**Short exercise:** Copy every line that contains the string "another" from the entries below.

** Begin **

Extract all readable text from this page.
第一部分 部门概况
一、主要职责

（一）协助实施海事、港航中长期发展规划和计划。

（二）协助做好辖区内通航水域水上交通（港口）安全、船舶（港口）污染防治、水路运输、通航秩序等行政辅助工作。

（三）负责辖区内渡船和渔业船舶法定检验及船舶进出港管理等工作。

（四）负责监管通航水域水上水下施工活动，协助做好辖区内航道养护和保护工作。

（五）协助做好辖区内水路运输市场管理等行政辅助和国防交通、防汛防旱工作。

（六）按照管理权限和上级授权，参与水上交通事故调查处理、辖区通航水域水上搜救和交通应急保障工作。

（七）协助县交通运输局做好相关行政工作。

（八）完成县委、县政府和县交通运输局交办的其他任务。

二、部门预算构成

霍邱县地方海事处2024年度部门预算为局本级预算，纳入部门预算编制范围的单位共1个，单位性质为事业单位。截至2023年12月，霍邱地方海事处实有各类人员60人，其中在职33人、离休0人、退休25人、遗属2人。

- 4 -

** End **
** Begin **

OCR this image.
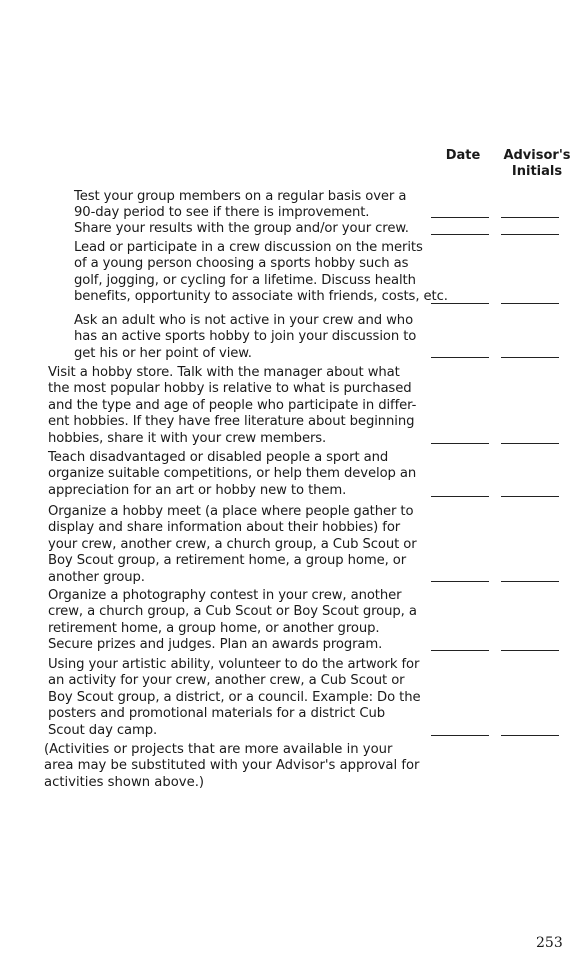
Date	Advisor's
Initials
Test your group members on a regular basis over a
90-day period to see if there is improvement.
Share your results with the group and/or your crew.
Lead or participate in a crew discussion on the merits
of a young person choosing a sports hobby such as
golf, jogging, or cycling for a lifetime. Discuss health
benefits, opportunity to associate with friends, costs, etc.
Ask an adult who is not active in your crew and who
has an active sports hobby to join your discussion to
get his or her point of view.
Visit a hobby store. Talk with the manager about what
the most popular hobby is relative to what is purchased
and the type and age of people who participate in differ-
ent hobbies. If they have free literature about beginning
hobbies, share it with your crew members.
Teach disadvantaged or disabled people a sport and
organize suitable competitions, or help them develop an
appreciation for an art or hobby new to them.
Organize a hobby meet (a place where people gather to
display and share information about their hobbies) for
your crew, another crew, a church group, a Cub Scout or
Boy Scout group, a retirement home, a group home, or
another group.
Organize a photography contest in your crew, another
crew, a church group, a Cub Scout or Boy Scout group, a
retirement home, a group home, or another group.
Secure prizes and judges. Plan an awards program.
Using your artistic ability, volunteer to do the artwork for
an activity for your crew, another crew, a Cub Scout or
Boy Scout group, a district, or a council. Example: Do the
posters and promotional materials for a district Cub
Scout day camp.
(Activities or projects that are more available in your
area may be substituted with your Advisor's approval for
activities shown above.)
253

** End **
** Begin **

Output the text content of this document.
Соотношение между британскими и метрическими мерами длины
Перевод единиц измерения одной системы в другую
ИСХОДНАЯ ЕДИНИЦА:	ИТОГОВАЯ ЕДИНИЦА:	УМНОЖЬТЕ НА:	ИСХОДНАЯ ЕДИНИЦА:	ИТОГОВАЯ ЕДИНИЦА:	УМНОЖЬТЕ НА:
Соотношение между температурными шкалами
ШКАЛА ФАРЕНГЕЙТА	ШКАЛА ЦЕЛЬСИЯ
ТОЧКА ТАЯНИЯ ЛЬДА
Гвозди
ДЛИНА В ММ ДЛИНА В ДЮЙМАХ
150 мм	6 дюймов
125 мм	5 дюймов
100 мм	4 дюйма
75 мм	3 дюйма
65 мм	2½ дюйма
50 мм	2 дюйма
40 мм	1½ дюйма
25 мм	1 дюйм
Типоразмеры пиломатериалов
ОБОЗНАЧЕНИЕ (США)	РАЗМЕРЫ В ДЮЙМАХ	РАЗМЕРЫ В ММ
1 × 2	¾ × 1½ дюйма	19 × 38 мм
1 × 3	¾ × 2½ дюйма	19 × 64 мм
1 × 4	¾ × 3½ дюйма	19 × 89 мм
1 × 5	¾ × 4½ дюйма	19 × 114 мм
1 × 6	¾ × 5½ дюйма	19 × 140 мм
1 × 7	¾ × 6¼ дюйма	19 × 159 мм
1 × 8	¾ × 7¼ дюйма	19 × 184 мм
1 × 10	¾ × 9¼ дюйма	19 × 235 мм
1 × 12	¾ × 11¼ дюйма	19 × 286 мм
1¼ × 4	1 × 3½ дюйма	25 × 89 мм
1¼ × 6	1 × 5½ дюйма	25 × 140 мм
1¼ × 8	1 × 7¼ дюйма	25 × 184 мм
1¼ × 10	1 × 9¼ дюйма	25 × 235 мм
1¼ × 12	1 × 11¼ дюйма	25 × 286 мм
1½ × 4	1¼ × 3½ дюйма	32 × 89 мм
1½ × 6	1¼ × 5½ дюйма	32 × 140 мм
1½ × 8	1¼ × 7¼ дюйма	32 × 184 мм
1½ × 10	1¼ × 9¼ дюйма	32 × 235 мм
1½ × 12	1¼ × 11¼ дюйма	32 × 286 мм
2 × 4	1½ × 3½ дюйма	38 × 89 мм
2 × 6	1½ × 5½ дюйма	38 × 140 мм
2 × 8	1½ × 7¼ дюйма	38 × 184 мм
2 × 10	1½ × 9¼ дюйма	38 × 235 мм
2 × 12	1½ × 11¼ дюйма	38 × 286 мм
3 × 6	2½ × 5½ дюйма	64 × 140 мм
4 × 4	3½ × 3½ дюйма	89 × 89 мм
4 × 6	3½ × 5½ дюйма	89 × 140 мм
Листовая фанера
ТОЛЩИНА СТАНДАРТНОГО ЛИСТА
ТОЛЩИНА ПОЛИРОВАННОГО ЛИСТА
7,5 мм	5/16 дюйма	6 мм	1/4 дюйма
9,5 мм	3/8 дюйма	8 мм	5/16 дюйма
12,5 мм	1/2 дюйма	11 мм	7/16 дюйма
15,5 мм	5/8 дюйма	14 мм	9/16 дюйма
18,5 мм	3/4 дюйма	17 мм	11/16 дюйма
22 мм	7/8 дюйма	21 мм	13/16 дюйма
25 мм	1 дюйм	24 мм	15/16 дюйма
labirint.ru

** End **

**Exercise response:**
your crew, another crew, a church group, a Cub Scout or
another group.
Organize a photography contest in your crew, another
retirement home, a group home, or another group.
an activity for your crew, another crew, a Cub Scout or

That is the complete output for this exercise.